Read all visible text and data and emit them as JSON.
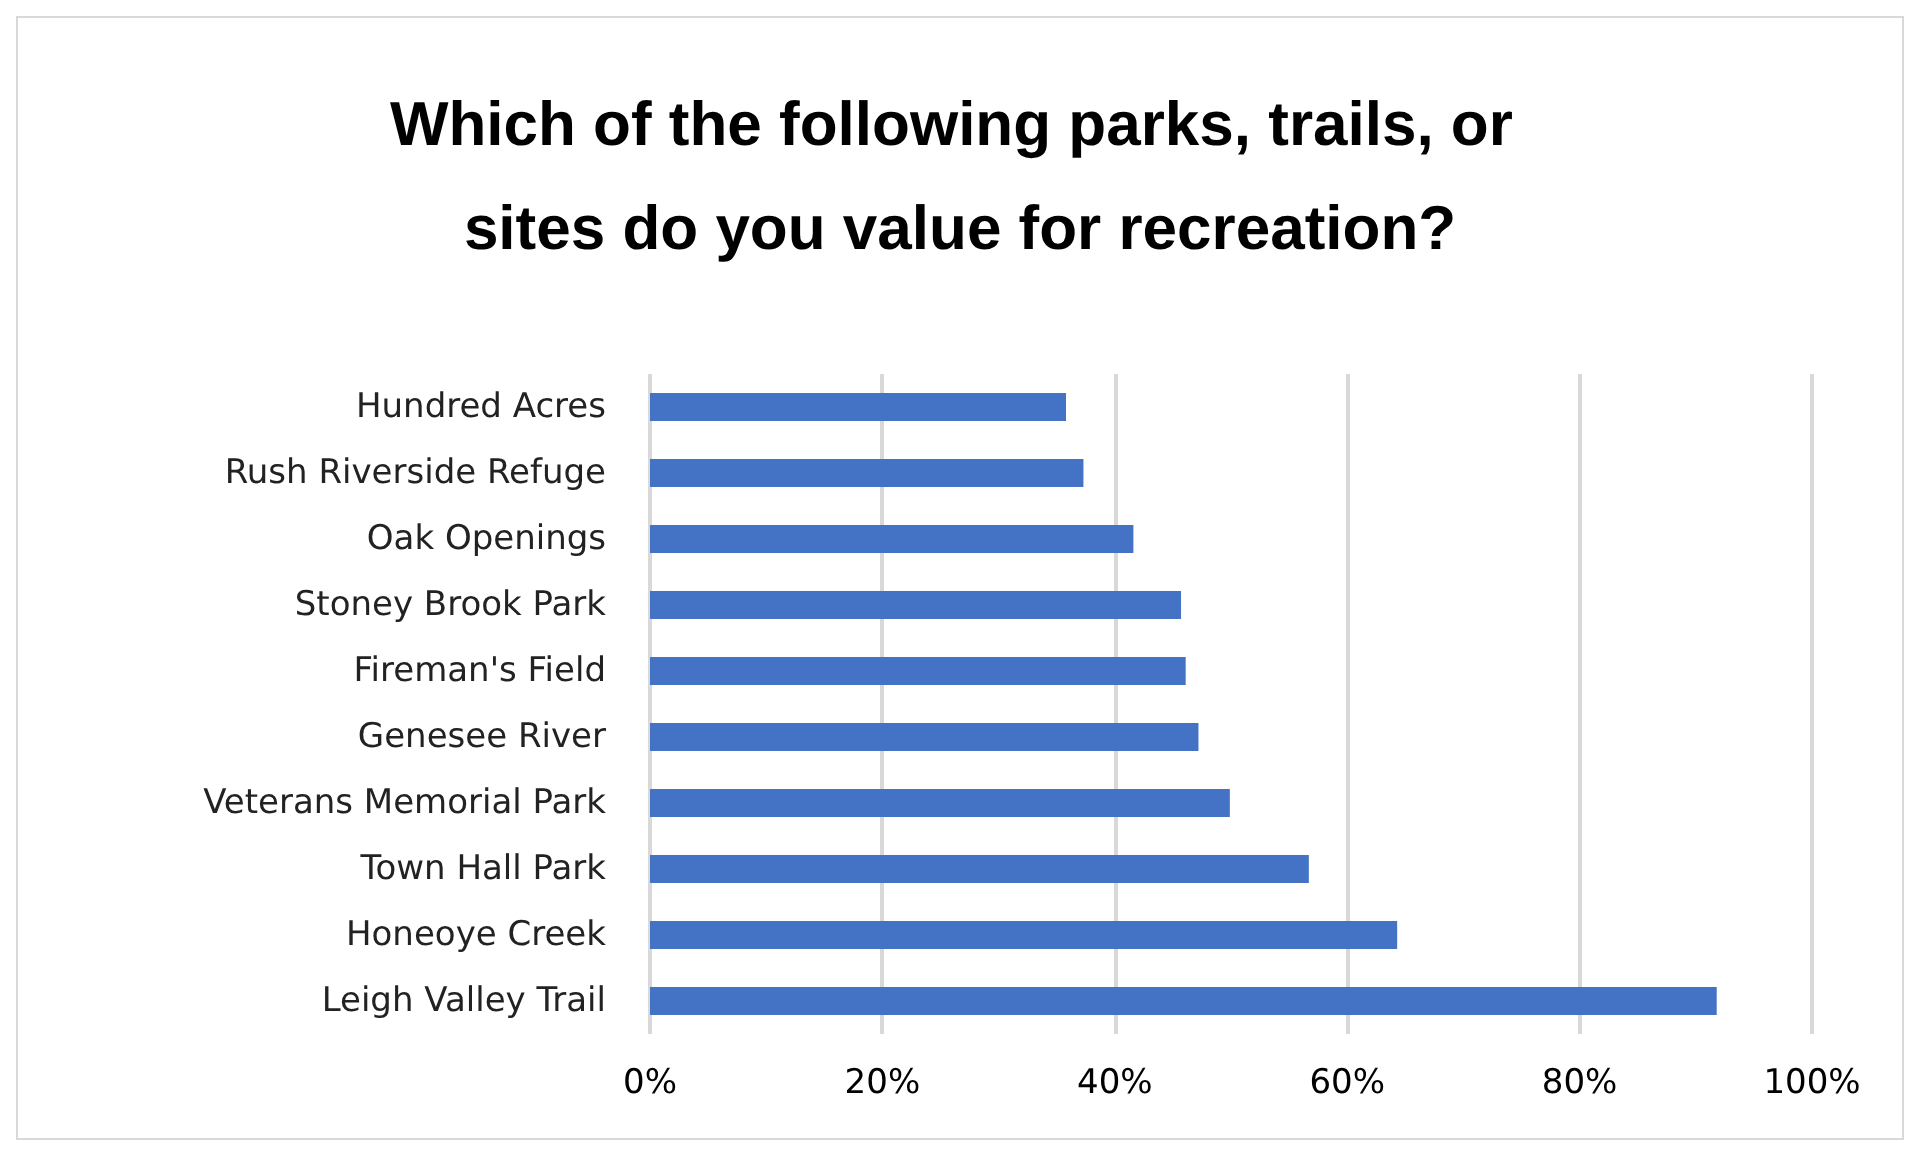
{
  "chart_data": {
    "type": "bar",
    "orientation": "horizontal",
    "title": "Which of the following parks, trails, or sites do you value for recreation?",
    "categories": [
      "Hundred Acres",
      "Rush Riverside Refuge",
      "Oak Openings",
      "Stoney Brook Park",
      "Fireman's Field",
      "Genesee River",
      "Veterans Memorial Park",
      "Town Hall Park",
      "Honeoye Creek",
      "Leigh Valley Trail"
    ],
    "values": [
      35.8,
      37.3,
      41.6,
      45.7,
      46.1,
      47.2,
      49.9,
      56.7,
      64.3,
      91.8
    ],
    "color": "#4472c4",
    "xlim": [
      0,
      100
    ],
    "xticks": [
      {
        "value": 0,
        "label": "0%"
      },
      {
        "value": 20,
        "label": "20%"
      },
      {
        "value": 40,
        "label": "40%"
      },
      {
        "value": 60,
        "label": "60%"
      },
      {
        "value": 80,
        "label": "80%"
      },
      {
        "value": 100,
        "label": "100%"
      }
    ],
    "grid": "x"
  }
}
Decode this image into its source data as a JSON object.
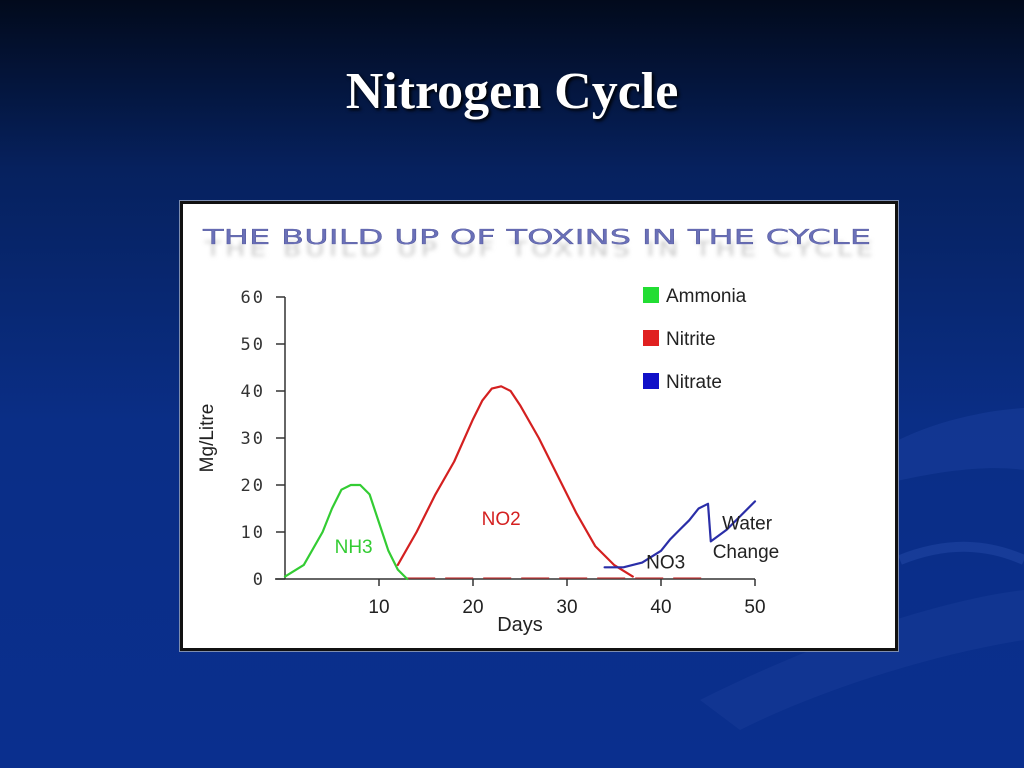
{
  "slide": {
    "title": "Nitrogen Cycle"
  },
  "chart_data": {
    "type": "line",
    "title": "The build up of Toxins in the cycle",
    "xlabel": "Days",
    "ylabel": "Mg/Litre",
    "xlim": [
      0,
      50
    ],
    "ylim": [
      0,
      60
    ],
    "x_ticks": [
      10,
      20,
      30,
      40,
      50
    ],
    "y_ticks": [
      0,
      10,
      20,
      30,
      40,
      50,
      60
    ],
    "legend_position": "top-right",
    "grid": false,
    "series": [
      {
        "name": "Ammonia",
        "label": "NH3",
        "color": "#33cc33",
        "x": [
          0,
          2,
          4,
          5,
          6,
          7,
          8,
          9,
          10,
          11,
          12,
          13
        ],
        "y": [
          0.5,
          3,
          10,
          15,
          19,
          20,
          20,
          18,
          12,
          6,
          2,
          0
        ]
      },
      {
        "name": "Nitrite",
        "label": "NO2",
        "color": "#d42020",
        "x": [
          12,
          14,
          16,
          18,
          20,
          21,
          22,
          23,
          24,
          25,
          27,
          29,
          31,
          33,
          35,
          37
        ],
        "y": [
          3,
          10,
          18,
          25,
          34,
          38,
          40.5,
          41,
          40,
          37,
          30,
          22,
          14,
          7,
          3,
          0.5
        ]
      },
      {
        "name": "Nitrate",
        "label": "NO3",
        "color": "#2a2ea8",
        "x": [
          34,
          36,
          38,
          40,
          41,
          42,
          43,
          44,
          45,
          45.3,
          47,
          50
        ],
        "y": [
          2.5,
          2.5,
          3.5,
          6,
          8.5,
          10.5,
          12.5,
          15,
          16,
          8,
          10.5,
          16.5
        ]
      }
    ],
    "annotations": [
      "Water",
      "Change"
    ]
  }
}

*****

What the task asks: Write every entry again exactly as given, skipping the pictures.

Answer space:
Read all visible text and data and emit them as JSON.
{
  "chart_data": {
    "type": "bar",
    "orientation": "horizontal",
    "title": "Which of the following parks, trails, or sites do you value for recreation?",
    "categories": [
      "Hundred Acres",
      "Rush Riverside Refuge",
      "Oak Openings",
      "Stoney Brook Park",
      "Fireman's Field",
      "Genesee River",
      "Veterans Memorial Park",
      "Town Hall Park",
      "Honeoye Creek",
      "Leigh Valley Trail"
    ],
    "values": [
      35.8,
      37.3,
      41.6,
      45.7,
      46.1,
      47.2,
      49.9,
      56.7,
      64.3,
      91.8
    ],
    "color": "#4472c4",
    "xlim": [
      0,
      100
    ],
    "xticks": [
      {
        "value": 0,
        "label": "0%"
      },
      {
        "value": 20,
        "label": "20%"
      },
      {
        "value": 40,
        "label": "40%"
      },
      {
        "value": 60,
        "label": "60%"
      },
      {
        "value": 80,
        "label": "80%"
      },
      {
        "value": 100,
        "label": "100%"
      }
    ],
    "grid": "x"
  }
}
Decode this image into its source data as a JSON object.
{
  "slide": {
    "title": "Nitrogen Cycle"
  },
  "chart_data": {
    "type": "line",
    "title": "The build up of Toxins in the cycle",
    "xlabel": "Days",
    "ylabel": "Mg/Litre",
    "xlim": [
      0,
      50
    ],
    "ylim": [
      0,
      60
    ],
    "x_ticks": [
      10,
      20,
      30,
      40,
      50
    ],
    "y_ticks": [
      0,
      10,
      20,
      30,
      40,
      50,
      60
    ],
    "legend_position": "top-right",
    "grid": false,
    "series": [
      {
        "name": "Ammonia",
        "label": "NH3",
        "color": "#33cc33",
        "x": [
          0,
          2,
          4,
          5,
          6,
          7,
          8,
          9,
          10,
          11,
          12,
          13
        ],
        "y": [
          0.5,
          3,
          10,
          15,
          19,
          20,
          20,
          18,
          12,
          6,
          2,
          0
        ]
      },
      {
        "name": "Nitrite",
        "label": "NO2",
        "color": "#d42020",
        "x": [
          12,
          14,
          16,
          18,
          20,
          21,
          22,
          23,
          24,
          25,
          27,
          29,
          31,
          33,
          35,
          37
        ],
        "y": [
          3,
          10,
          18,
          25,
          34,
          38,
          40.5,
          41,
          40,
          37,
          30,
          22,
          14,
          7,
          3,
          0.5
        ]
      },
      {
        "name": "Nitrate",
        "label": "NO3",
        "color": "#2a2ea8",
        "x": [
          34,
          36,
          38,
          40,
          41,
          42,
          43,
          44,
          45,
          45.3,
          47,
          50
        ],
        "y": [
          2.5,
          2.5,
          3.5,
          6,
          8.5,
          10.5,
          12.5,
          15,
          16,
          8,
          10.5,
          16.5
        ]
      }
    ],
    "annotations": [
      "Water",
      "Change"
    ]
  }
}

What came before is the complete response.